Write out the listing below again, precisely as it is given.

Collected data entries
——————
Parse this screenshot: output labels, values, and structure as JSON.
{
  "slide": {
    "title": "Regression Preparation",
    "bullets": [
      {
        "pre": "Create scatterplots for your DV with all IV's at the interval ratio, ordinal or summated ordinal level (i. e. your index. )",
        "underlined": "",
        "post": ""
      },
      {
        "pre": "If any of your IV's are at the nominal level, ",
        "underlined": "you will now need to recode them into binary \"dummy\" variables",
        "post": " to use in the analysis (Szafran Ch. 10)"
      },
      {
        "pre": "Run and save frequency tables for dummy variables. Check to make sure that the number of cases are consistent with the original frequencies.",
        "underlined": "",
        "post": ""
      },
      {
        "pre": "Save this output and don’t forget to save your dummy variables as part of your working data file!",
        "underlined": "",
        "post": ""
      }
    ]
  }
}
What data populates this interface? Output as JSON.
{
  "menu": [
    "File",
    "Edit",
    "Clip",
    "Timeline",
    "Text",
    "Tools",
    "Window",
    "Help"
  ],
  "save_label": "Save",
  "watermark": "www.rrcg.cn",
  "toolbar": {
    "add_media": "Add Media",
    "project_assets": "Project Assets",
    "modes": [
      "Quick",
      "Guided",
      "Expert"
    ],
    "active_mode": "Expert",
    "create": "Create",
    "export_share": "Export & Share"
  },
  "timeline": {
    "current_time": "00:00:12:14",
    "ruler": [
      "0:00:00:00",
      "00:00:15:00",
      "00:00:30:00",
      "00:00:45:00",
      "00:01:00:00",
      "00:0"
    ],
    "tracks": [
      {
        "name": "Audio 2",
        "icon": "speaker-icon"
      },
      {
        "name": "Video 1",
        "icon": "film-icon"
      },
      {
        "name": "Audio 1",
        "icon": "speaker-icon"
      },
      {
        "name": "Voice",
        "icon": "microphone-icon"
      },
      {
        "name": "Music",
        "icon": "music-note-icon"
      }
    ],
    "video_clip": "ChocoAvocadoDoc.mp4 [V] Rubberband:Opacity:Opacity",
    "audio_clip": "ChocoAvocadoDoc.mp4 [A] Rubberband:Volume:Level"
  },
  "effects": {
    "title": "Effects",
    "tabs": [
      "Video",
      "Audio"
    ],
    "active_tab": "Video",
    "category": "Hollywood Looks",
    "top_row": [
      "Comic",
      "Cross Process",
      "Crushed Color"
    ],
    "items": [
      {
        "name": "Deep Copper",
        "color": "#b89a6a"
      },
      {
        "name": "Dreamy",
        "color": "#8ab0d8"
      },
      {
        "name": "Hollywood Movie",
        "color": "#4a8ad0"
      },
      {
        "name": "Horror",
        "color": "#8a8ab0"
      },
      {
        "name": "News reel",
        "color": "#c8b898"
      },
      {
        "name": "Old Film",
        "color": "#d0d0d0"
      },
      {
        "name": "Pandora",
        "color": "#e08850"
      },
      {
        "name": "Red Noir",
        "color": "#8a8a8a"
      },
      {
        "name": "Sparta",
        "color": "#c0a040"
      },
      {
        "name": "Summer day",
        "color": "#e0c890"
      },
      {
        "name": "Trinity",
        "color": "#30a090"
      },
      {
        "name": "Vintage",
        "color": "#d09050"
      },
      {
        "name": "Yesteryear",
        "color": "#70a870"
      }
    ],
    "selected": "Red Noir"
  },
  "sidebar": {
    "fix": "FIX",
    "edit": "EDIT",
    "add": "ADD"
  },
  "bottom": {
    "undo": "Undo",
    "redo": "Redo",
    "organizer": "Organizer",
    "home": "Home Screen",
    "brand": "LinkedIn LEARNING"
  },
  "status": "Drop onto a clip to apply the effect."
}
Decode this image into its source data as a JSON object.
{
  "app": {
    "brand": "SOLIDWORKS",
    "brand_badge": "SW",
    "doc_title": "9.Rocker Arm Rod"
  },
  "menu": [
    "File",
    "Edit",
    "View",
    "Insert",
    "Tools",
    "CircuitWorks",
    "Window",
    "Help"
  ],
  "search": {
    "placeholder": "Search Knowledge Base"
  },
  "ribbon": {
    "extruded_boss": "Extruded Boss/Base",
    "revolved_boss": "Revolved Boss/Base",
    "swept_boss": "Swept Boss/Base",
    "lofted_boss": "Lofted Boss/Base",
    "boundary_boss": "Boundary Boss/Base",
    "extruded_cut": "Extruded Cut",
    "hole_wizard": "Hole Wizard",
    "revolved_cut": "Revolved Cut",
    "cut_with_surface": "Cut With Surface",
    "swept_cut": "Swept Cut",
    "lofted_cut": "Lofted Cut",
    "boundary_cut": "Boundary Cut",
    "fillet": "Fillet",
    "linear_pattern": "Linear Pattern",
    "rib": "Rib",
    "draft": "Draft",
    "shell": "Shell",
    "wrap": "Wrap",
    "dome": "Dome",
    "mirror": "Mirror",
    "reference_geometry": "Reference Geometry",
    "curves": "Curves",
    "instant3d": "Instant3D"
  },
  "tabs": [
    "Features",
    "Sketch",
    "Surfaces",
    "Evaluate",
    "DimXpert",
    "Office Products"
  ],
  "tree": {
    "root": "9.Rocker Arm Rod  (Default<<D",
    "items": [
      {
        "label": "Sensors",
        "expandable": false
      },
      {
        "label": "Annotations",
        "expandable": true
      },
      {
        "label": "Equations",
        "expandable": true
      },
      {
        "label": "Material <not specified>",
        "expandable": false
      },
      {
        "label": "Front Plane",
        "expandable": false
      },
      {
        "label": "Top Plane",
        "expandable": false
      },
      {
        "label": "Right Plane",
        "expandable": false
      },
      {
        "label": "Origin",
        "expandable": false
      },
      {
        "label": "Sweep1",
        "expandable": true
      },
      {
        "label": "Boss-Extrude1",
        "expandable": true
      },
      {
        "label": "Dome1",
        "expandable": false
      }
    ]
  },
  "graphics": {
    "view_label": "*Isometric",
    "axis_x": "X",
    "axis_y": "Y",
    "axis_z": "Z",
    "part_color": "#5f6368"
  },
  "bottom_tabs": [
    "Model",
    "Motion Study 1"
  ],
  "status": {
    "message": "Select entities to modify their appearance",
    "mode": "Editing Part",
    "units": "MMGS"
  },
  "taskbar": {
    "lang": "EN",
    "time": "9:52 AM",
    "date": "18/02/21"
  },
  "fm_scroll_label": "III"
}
——————
[THE RESPONSE]
Parse this screenshot: output labels, values, and structure as JSON.
{
  "slide": {
    "title": "Regression Preparation",
    "bullets": [
      {
        "pre": "Create scatterplots for your DV with all IV's at the interval ratio, ordinal or summated ordinal level (i. e. your index. )",
        "underlined": "",
        "post": ""
      },
      {
        "pre": "If any of your IV's are at the nominal level, ",
        "underlined": "you will now need to recode them into binary \"dummy\" variables",
        "post": " to use in the analysis (Szafran Ch. 10)"
      },
      {
        "pre": "Run and save frequency tables for dummy variables. Check to make sure that the number of cases are consistent with the original frequencies.",
        "underlined": "",
        "post": ""
      },
      {
        "pre": "Save this output and don’t forget to save your dummy variables as part of your working data file!",
        "underlined": "",
        "post": ""
      }
    ]
  }
}
What data populates this interface? Output as JSON.
{
  "menu": [
    "File",
    "Edit",
    "Clip",
    "Timeline",
    "Text",
    "Tools",
    "Window",
    "Help"
  ],
  "save_label": "Save",
  "watermark": "www.rrcg.cn",
  "toolbar": {
    "add_media": "Add Media",
    "project_assets": "Project Assets",
    "modes": [
      "Quick",
      "Guided",
      "Expert"
    ],
    "active_mode": "Expert",
    "create": "Create",
    "export_share": "Export & Share"
  },
  "timeline": {
    "current_time": "00:00:12:14",
    "ruler": [
      "0:00:00:00",
      "00:00:15:00",
      "00:00:30:00",
      "00:00:45:00",
      "00:01:00:00",
      "00:0"
    ],
    "tracks": [
      {
        "name": "Audio 2",
        "icon": "speaker-icon"
      },
      {
        "name": "Video 1",
        "icon": "film-icon"
      },
      {
        "name": "Audio 1",
        "icon": "speaker-icon"
      },
      {
        "name": "Voice",
        "icon": "microphone-icon"
      },
      {
        "name": "Music",
        "icon": "music-note-icon"
      }
    ],
    "video_clip": "ChocoAvocadoDoc.mp4 [V] Rubberband:Opacity:Opacity",
    "audio_clip": "ChocoAvocadoDoc.mp4 [A] Rubberband:Volume:Level"
  },
  "effects": {
    "title": "Effects",
    "tabs": [
      "Video",
      "Audio"
    ],
    "active_tab": "Video",
    "category": "Hollywood Looks",
    "top_row": [
      "Comic",
      "Cross Process",
      "Crushed Color"
    ],
    "items": [
      {
        "name": "Deep Copper",
        "color": "#b89a6a"
      },
      {
        "name": "Dreamy",
        "color": "#8ab0d8"
      },
      {
        "name": "Hollywood Movie",
        "color": "#4a8ad0"
      },
      {
        "name": "Horror",
        "color": "#8a8ab0"
      },
      {
        "name": "News reel",
        "color": "#c8b898"
      },
      {
        "name": "Old Film",
        "color": "#d0d0d0"
      },
      {
        "name": "Pandora",
        "color": "#e08850"
      },
      {
        "name": "Red Noir",
        "color": "#8a8a8a"
      },
      {
        "name": "Sparta",
        "color": "#c0a040"
      },
      {
        "name": "Summer day",
        "color": "#e0c890"
      },
      {
        "name": "Trinity",
        "color": "#30a090"
      },
      {
        "name": "Vintage",
        "color": "#d09050"
      },
      {
        "name": "Yesteryear",
        "color": "#70a870"
      }
    ],
    "selected": "Red Noir"
  },
  "sidebar": {
    "fix": "FIX",
    "edit": "EDIT",
    "add": "ADD"
  },
  "bottom": {
    "undo": "Undo",
    "redo": "Redo",
    "organizer": "Organizer",
    "home": "Home Screen",
    "brand": "LinkedIn LEARNING"
  },
  "status": "Drop onto a clip to apply the effect."
}
Decode this image into its source data as a JSON object.
{
  "app": {
    "brand": "SOLIDWORKS",
    "brand_badge": "SW",
    "doc_title": "9.Rocker Arm Rod"
  },
  "menu": [
    "File",
    "Edit",
    "View",
    "Insert",
    "Tools",
    "CircuitWorks",
    "Window",
    "Help"
  ],
  "search": {
    "placeholder": "Search Knowledge Base"
  },
  "ribbon": {
    "extruded_boss": "Extruded Boss/Base",
    "revolved_boss": "Revolved Boss/Base",
    "swept_boss": "Swept Boss/Base",
    "lofted_boss": "Lofted Boss/Base",
    "boundary_boss": "Boundary Boss/Base",
    "extruded_cut": "Extruded Cut",
    "hole_wizard": "Hole Wizard",
    "revolved_cut": "Revolved Cut",
    "cut_with_surface": "Cut With Surface",
    "swept_cut": "Swept Cut",
    "lofted_cut": "Lofted Cut",
    "boundary_cut": "Boundary Cut",
    "fillet": "Fillet",
    "linear_pattern": "Linear Pattern",
    "rib": "Rib",
    "draft": "Draft",
    "shell": "Shell",
    "wrap": "Wrap",
    "dome": "Dome",
    "mirror": "Mirror",
    "reference_geometry": "Reference Geometry",
    "curves": "Curves",
    "instant3d": "Instant3D"
  },
  "tabs": [
    "Features",
    "Sketch",
    "Surfaces",
    "Evaluate",
    "DimXpert",
    "Office Products"
  ],
  "tree": {
    "root": "9.Rocker Arm Rod  (Default<<D",
    "items": [
      {
        "label": "Sensors",
        "expandable": false
      },
      {
        "label": "Annotations",
        "expandable": true
      },
      {
        "label": "Equations",
        "expandable": true
      },
      {
        "label": "Material <not specified>",
        "expandable": false
      },
      {
        "label": "Front Plane",
        "expandable": false
      },
      {
        "label": "Top Plane",
        "expandable": false
      },
      {
        "label": "Right Plane",
        "expandable": false
      },
      {
        "label": "Origin",
        "expandable": false
      },
      {
        "label": "Sweep1",
        "expandable": true
      },
      {
        "label": "Boss-Extrude1",
        "expandable": true
      },
      {
        "label": "Dome1",
        "expandable": false
      }
    ]
  },
  "graphics": {
    "view_label": "*Isometric",
    "axis_x": "X",
    "axis_y": "Y",
    "axis_z": "Z",
    "part_color": "#5f6368"
  },
  "bottom_tabs": [
    "Model",
    "Motion Study 1"
  ],
  "status": {
    "message": "Select entities to modify their appearance",
    "mode": "Editing Part",
    "units": "MMGS"
  },
  "taskbar": {
    "lang": "EN",
    "time": "9:52 AM",
    "date": "18/02/21"
  },
  "fm_scroll_label": "III"
}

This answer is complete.